Rows from a dataset
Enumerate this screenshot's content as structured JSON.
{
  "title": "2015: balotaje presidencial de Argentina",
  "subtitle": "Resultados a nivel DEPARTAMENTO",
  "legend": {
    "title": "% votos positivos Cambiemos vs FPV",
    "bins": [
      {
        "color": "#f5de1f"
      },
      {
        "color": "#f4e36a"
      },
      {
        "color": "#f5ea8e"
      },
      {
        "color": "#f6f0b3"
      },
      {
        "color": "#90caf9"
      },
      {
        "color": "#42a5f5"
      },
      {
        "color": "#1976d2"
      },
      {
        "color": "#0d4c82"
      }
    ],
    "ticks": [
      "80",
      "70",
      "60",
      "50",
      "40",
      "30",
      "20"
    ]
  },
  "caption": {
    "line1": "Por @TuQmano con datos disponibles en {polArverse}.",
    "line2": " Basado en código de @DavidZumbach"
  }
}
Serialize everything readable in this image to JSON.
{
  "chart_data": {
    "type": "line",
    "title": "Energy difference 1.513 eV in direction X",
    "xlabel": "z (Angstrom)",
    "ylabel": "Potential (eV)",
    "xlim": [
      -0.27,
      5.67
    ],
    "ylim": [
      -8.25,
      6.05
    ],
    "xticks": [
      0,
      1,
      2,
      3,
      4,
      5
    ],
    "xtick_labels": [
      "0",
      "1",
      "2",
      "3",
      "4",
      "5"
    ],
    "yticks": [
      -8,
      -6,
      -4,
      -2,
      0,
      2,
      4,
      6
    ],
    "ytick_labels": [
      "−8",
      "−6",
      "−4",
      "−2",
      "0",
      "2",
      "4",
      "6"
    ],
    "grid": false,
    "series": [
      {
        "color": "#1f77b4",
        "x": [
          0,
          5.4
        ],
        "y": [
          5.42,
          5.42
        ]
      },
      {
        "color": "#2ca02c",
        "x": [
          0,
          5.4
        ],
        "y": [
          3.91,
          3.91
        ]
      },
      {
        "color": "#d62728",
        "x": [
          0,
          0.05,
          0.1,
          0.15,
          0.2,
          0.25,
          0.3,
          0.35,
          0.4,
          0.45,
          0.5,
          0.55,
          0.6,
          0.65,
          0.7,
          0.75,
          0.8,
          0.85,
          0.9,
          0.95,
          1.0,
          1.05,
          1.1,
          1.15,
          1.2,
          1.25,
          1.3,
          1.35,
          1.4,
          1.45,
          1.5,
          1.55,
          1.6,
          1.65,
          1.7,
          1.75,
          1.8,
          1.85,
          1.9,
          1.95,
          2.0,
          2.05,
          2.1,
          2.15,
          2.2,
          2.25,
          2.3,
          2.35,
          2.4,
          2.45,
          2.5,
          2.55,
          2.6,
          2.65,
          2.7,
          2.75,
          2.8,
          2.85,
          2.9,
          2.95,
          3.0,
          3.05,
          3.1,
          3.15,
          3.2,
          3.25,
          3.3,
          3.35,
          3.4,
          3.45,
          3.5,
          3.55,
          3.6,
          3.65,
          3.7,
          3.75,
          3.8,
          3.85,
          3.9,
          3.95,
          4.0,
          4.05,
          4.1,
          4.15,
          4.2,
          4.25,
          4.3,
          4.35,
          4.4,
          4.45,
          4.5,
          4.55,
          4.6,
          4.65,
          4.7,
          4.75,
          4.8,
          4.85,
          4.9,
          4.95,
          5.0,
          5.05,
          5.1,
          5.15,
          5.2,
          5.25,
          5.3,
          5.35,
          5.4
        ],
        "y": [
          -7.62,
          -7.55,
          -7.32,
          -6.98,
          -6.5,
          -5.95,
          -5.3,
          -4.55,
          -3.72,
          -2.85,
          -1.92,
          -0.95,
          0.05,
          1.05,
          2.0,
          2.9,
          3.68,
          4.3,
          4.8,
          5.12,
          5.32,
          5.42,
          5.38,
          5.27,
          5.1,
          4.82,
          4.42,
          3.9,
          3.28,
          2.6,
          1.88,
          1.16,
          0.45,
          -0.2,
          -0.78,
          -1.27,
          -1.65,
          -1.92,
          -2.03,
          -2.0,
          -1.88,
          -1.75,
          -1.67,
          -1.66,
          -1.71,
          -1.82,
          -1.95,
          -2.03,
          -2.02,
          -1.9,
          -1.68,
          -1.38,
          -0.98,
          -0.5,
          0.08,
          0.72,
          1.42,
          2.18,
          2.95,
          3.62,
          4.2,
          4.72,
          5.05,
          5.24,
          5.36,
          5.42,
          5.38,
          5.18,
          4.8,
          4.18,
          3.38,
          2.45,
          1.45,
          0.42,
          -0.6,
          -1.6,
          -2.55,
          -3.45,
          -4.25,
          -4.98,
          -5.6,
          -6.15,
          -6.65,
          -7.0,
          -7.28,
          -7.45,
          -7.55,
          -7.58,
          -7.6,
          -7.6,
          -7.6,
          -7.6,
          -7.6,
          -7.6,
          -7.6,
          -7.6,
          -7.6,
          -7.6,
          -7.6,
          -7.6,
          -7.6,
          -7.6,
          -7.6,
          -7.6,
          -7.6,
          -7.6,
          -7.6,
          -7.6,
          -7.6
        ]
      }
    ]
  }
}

■ Set task
Which lines of the data above contain "color"? Copy each one.

■ Result of this exercise
        "color": "#f5de1f"
        "color": "#f4e36a"
        "color": "#f5ea8e"
        "color": "#f6f0b3"
        "color": "#90caf9"
        "color": "#42a5f5"
        "color": "#1976d2"
        "color": "#0d4c82"
        "color": "#1f77b4",
        "color": "#2ca02c",
        "color": "#d62728",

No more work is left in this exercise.